(Data entries)
________
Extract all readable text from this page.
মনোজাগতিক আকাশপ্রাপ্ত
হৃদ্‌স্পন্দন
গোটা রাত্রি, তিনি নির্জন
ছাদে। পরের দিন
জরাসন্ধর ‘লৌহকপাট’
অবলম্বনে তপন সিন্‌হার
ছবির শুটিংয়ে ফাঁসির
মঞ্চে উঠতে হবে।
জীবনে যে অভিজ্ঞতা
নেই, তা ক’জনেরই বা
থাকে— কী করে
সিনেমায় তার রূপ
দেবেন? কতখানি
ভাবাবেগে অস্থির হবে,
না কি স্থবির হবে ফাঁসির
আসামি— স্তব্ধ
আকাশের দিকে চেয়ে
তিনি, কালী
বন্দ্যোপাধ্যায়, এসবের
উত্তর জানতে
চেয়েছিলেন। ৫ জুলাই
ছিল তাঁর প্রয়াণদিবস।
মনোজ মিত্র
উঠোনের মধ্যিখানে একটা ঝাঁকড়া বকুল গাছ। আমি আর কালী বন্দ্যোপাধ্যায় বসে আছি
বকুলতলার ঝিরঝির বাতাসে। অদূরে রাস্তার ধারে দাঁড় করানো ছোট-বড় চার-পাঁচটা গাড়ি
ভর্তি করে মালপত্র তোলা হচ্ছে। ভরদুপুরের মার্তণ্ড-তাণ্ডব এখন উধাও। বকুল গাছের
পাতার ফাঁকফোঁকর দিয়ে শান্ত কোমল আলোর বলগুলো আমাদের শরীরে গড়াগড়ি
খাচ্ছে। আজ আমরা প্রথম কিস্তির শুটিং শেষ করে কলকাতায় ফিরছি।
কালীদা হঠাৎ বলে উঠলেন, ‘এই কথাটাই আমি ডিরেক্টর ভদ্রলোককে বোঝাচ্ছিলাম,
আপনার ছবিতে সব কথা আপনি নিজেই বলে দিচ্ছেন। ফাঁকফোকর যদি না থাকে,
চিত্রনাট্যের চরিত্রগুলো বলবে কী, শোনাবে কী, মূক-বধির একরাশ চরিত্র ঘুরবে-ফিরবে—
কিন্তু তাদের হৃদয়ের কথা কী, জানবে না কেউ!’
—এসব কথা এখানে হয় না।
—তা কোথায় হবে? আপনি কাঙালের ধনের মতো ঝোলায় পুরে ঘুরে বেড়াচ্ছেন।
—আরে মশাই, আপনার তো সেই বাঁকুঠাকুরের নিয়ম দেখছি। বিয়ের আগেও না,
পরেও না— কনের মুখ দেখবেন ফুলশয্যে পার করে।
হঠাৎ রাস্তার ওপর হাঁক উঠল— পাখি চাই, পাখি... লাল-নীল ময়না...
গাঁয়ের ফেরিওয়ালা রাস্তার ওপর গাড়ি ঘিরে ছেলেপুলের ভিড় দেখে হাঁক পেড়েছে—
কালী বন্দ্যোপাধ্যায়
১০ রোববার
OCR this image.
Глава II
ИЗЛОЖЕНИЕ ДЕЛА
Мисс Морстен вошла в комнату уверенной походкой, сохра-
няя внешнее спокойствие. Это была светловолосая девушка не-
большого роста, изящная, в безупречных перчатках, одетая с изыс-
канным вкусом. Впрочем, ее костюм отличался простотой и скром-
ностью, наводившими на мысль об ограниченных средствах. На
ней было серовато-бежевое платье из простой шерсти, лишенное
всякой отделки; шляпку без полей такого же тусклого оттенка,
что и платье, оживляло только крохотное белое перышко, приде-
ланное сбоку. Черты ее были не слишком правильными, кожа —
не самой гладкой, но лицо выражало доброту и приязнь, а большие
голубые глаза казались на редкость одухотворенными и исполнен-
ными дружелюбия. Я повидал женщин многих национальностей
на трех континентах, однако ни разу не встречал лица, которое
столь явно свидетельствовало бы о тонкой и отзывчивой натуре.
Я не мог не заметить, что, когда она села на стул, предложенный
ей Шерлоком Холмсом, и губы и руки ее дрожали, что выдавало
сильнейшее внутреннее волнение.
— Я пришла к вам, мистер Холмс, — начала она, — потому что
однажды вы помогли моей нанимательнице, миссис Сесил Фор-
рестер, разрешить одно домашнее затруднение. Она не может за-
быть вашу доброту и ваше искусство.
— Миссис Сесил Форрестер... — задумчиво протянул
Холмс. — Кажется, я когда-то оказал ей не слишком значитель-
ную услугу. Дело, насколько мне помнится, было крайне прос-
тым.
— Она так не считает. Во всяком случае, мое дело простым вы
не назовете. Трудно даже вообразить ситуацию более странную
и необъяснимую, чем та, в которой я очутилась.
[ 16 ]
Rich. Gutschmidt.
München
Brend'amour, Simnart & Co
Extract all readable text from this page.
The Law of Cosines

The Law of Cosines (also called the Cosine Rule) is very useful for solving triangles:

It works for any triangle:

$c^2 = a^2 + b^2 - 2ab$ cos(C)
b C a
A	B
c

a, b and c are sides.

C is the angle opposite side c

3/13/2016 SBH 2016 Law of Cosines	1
________
Where does the word "когда" appear in the listing? List each line that holds it.

In response:
Я не мог не заметить, что, когда она села на стул, предложенный
Холмс. — Кажется, я когда-то оказал ей не слишком значитель-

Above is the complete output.